■ EXERCISE TASK:
Print all entries word for word.

■ THE RECORDS:
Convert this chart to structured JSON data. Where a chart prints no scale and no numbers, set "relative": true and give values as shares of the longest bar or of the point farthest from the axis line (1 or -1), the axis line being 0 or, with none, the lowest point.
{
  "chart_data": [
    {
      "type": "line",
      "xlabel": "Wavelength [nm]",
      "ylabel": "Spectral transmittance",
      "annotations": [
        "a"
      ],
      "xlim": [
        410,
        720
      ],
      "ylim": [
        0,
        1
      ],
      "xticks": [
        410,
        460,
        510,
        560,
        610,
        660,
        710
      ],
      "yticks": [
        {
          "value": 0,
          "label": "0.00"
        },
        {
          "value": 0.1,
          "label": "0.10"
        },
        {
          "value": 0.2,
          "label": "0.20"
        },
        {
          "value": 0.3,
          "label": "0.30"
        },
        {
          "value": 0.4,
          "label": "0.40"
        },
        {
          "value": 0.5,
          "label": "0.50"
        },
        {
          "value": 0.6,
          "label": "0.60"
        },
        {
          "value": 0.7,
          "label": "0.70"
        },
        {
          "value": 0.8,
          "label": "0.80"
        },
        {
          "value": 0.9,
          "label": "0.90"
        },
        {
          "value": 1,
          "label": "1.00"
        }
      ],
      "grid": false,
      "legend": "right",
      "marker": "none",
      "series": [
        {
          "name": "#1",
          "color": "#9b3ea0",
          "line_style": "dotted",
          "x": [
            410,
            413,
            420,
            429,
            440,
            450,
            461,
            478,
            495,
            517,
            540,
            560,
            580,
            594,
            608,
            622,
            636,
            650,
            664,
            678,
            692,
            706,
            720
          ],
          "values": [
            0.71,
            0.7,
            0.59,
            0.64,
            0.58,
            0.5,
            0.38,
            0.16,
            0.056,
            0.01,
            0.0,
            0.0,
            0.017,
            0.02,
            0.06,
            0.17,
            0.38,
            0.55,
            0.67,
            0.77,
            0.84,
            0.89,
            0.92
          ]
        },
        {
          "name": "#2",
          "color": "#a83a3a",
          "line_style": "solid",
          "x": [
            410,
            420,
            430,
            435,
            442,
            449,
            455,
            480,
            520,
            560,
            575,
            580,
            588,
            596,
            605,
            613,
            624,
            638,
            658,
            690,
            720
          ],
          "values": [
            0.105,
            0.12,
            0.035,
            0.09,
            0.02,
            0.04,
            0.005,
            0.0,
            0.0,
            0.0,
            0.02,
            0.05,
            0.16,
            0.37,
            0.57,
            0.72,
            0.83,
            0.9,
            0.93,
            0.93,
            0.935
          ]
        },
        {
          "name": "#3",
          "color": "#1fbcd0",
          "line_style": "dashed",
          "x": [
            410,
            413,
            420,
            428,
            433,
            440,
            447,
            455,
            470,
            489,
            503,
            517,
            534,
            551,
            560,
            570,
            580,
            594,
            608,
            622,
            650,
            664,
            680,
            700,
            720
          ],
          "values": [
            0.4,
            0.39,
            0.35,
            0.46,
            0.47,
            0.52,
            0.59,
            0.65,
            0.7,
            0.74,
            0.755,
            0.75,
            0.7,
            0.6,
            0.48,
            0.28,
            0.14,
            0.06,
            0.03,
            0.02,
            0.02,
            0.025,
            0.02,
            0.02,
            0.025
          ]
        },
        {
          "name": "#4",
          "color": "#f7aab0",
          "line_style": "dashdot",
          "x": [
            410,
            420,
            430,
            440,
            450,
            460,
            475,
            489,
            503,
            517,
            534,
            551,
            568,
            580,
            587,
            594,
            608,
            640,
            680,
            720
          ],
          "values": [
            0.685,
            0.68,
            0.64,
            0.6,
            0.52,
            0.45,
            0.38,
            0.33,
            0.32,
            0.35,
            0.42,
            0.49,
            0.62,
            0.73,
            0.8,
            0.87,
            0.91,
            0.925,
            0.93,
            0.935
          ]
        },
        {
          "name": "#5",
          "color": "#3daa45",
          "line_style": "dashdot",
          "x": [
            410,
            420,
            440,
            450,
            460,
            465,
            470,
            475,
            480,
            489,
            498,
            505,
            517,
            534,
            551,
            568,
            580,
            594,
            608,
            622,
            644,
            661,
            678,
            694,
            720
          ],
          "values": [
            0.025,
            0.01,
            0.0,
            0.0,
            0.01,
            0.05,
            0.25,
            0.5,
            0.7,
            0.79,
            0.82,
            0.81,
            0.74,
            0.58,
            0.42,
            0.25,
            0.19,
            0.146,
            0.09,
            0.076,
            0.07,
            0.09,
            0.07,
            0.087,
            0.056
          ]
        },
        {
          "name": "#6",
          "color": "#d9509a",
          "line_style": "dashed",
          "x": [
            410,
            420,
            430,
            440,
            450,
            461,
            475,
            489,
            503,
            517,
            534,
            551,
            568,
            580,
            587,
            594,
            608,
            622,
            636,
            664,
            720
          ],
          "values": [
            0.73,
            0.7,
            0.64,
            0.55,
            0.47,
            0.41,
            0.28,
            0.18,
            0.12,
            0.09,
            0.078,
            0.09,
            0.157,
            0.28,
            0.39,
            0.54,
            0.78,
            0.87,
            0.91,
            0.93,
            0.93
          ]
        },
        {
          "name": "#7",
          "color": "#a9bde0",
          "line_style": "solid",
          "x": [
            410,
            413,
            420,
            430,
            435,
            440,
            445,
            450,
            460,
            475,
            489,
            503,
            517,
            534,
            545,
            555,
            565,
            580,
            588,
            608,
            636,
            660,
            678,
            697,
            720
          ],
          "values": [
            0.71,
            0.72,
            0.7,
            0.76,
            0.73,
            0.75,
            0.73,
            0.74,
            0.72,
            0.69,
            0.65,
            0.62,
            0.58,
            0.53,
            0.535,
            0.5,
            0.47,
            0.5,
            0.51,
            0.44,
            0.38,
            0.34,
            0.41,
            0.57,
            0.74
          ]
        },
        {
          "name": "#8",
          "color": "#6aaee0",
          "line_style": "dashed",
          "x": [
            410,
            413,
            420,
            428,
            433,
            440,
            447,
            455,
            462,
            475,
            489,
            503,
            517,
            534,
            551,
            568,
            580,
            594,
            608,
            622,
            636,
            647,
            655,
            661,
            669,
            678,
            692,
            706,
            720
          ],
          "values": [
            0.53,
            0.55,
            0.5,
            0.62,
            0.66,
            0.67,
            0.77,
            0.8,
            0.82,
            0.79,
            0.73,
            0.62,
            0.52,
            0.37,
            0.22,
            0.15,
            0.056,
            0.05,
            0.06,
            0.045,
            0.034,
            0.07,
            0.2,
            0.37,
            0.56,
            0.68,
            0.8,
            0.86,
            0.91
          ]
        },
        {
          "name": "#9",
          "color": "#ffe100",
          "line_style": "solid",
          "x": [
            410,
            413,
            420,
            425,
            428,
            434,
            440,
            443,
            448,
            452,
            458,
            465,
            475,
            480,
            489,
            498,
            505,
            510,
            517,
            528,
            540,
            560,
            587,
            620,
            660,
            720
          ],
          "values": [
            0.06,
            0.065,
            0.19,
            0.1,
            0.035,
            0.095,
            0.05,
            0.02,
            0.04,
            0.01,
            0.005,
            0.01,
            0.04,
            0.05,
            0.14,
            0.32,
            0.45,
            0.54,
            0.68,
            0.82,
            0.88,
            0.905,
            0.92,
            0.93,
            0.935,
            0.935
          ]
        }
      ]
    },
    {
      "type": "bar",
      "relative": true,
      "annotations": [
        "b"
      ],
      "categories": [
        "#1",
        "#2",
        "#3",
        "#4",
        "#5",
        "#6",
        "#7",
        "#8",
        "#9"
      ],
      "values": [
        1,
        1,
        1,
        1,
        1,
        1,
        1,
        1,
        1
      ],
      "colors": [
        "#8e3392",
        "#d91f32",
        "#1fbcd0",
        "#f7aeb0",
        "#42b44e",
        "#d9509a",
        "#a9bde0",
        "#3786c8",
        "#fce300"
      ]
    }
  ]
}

■ TASK RESULT:
Convert this chart to structured JSON data. Where a chart prints no scale and no numbers, set "relative": true and give values as shares of the longest bar or of the point farthest from the axis line (1 or -1), the axis line being 0 or, with none, the lowest point.
{
  "chart_data": [
    {
      "type": "line",
      "xlabel": "Wavelength [nm]",
      "ylabel": "Spectral transmittance",
      "annotations": [
        "a"
      ],
      "xlim": [
        410,
        720
      ],
      "ylim": [
        0,
        1
      ],
      "xticks": [
        410,
        460,
        510,
        560,
        610,
        660,
        710
      ],
      "yticks": [
        {
          "value": 0,
          "label": "0.00"
        },
        {
          "value": 0.1,
          "label": "0.10"
        },
        {
          "value": 0.2,
          "label": "0.20"
        },
        {
          "value": 0.3,
          "label": "0.30"
        },
        {
          "value": 0.4,
          "label": "0.40"
        },
        {
          "value": 0.5,
          "label": "0.50"
        },
        {
          "value": 0.6,
          "label": "0.60"
        },
        {
          "value": 0.7,
          "label": "0.70"
        },
        {
          "value": 0.8,
          "label": "0.80"
        },
        {
          "value": 0.9,
          "label": "0.90"
        },
        {
          "value": 1,
          "label": "1.00"
        }
      ],
      "grid": false,
      "legend": "right",
      "marker": "none",
      "series": [
        {
          "name": "#1",
          "color": "#9b3ea0",
          "line_style": "dotted",
          "x": [
            410,
            413,
            420,
            429,
            440,
            450,
            461,
            478,
            495,
            517,
            540,
            560,
            580,
            594,
            608,
            622,
            636,
            650,
            664,
            678,
            692,
            706,
            720
          ],
          "values": [
            0.71,
            0.7,
            0.59,
            0.64,
            0.58,
            0.5,
            0.38,
            0.16,
            0.056,
            0.01,
            0.0,
            0.0,
            0.017,
            0.02,
            0.06,
            0.17,
            0.38,
            0.55,
            0.67,
            0.77,
            0.84,
            0.89,
            0.92
          ]
        },
        {
          "name": "#2",
          "color": "#a83a3a",
          "line_style": "solid",
          "x": [
            410,
            420,
            430,
            435,
            442,
            449,
            455,
            480,
            520,
            560,
            575,
            580,
            588,
            596,
            605,
            613,
            624,
            638,
            658,
            690,
            720
          ],
          "values": [
            0.105,
            0.12,
            0.035,
            0.09,
            0.02,
            0.04,
            0.005,
            0.0,
            0.0,
            0.0,
            0.02,
            0.05,
            0.16,
            0.37,
            0.57,
            0.72,
            0.83,
            0.9,
            0.93,
            0.93,
            0.935
          ]
        },
        {
          "name": "#3",
          "color": "#1fbcd0",
          "line_style": "dashed",
          "x": [
            410,
            413,
            420,
            428,
            433,
            440,
            447,
            455,
            470,
            489,
            503,
            517,
            534,
            551,
            560,
            570,
            580,
            594,
            608,
            622,
            650,
            664,
            680,
            700,
            720
          ],
          "values": [
            0.4,
            0.39,
            0.35,
            0.46,
            0.47,
            0.52,
            0.59,
            0.65,
            0.7,
            0.74,
            0.755,
            0.75,
            0.7,
            0.6,
            0.48,
            0.28,
            0.14,
            0.06,
            0.03,
            0.02,
            0.02,
            0.025,
            0.02,
            0.02,
            0.025
          ]
        },
        {
          "name": "#4",
          "color": "#f7aab0",
          "line_style": "dashdot",
          "x": [
            410,
            420,
            430,
            440,
            450,
            460,
            475,
            489,
            503,
            517,
            534,
            551,
            568,
            580,
            587,
            594,
            608,
            640,
            680,
            720
          ],
          "values": [
            0.685,
            0.68,
            0.64,
            0.6,
            0.52,
            0.45,
            0.38,
            0.33,
            0.32,
            0.35,
            0.42,
            0.49,
            0.62,
            0.73,
            0.8,
            0.87,
            0.91,
            0.925,
            0.93,
            0.935
          ]
        },
        {
          "name": "#5",
          "color": "#3daa45",
          "line_style": "dashdot",
          "x": [
            410,
            420,
            440,
            450,
            460,
            465,
            470,
            475,
            480,
            489,
            498,
            505,
            517,
            534,
            551,
            568,
            580,
            594,
            608,
            622,
            644,
            661,
            678,
            694,
            720
          ],
          "values": [
            0.025,
            0.01,
            0.0,
            0.0,
            0.01,
            0.05,
            0.25,
            0.5,
            0.7,
            0.79,
            0.82,
            0.81,
            0.74,
            0.58,
            0.42,
            0.25,
            0.19,
            0.146,
            0.09,
            0.076,
            0.07,
            0.09,
            0.07,
            0.087,
            0.056
          ]
        },
        {
          "name": "#6",
          "color": "#d9509a",
          "line_style": "dashed",
          "x": [
            410,
            420,
            430,
            440,
            450,
            461,
            475,
            489,
            503,
            517,
            534,
            551,
            568,
            580,
            587,
            594,
            608,
            622,
            636,
            664,
            720
          ],
          "values": [
            0.73,
            0.7,
            0.64,
            0.55,
            0.47,
            0.41,
            0.28,
            0.18,
            0.12,
            0.09,
            0.078,
            0.09,
            0.157,
            0.28,
            0.39,
            0.54,
            0.78,
            0.87,
            0.91,
            0.93,
            0.93
          ]
        },
        {
          "name": "#7",
          "color": "#a9bde0",
          "line_style": "solid",
          "x": [
            410,
            413,
            420,
            430,
            435,
            440,
            445,
            450,
            460,
            475,
            489,
            503,
            517,
            534,
            545,
            555,
            565,
            580,
            588,
            608,
            636,
            660,
            678,
            697,
            720
          ],
          "values": [
            0.71,
            0.72,
            0.7,
            0.76,
            0.73,
            0.75,
            0.73,
            0.74,
            0.72,
            0.69,
            0.65,
            0.62,
            0.58,
            0.53,
            0.535,
            0.5,
            0.47,
            0.5,
            0.51,
            0.44,
            0.38,
            0.34,
            0.41,
            0.57,
            0.74
          ]
        },
        {
          "name": "#8",
          "color": "#6aaee0",
          "line_style": "dashed",
          "x": [
            410,
            413,
            420,
            428,
            433,
            440,
            447,
            455,
            462,
            475,
            489,
            503,
            517,
            534,
            551,
            568,
            580,
            594,
            608,
            622,
            636,
            647,
            655,
            661,
            669,
            678,
            692,
            706,
            720
          ],
          "values": [
            0.53,
            0.55,
            0.5,
            0.62,
            0.66,
            0.67,
            0.77,
            0.8,
            0.82,
            0.79,
            0.73,
            0.62,
            0.52,
            0.37,
            0.22,
            0.15,
            0.056,
            0.05,
            0.06,
            0.045,
            0.034,
            0.07,
            0.2,
            0.37,
            0.56,
            0.68,
            0.8,
            0.86,
            0.91
          ]
        },
        {
          "name": "#9",
          "color": "#ffe100",
          "line_style": "solid",
          "x": [
            410,
            413,
            420,
            425,
            428,
            434,
            440,
            443,
            448,
            452,
            458,
            465,
            475,
            480,
            489,
            498,
            505,
            510,
            517,
            528,
            540,
            560,
            587,
            620,
            660,
            720
          ],
          "values": [
            0.06,
            0.065,
            0.19,
            0.1,
            0.035,
            0.095,
            0.05,
            0.02,
            0.04,
            0.01,
            0.005,
            0.01,
            0.04,
            0.05,
            0.14,
            0.32,
            0.45,
            0.54,
            0.68,
            0.82,
            0.88,
            0.905,
            0.92,
            0.93,
            0.935,
            0.935
          ]
        }
      ]
    },
    {
      "type": "bar",
      "relative": true,
      "annotations": [
        "b"
      ],
      "categories": [
        "#1",
        "#2",
        "#3",
        "#4",
        "#5",
        "#6",
        "#7",
        "#8",
        "#9"
      ],
      "values": [
        1,
        1,
        1,
        1,
        1,
        1,
        1,
        1,
        1
      ],
      "colors": [
        "#8e3392",
        "#d91f32",
        "#1fbcd0",
        "#f7aeb0",
        "#42b44e",
        "#d9509a",
        "#a9bde0",
        "#3786c8",
        "#fce300"
      ]
    }
  ]
}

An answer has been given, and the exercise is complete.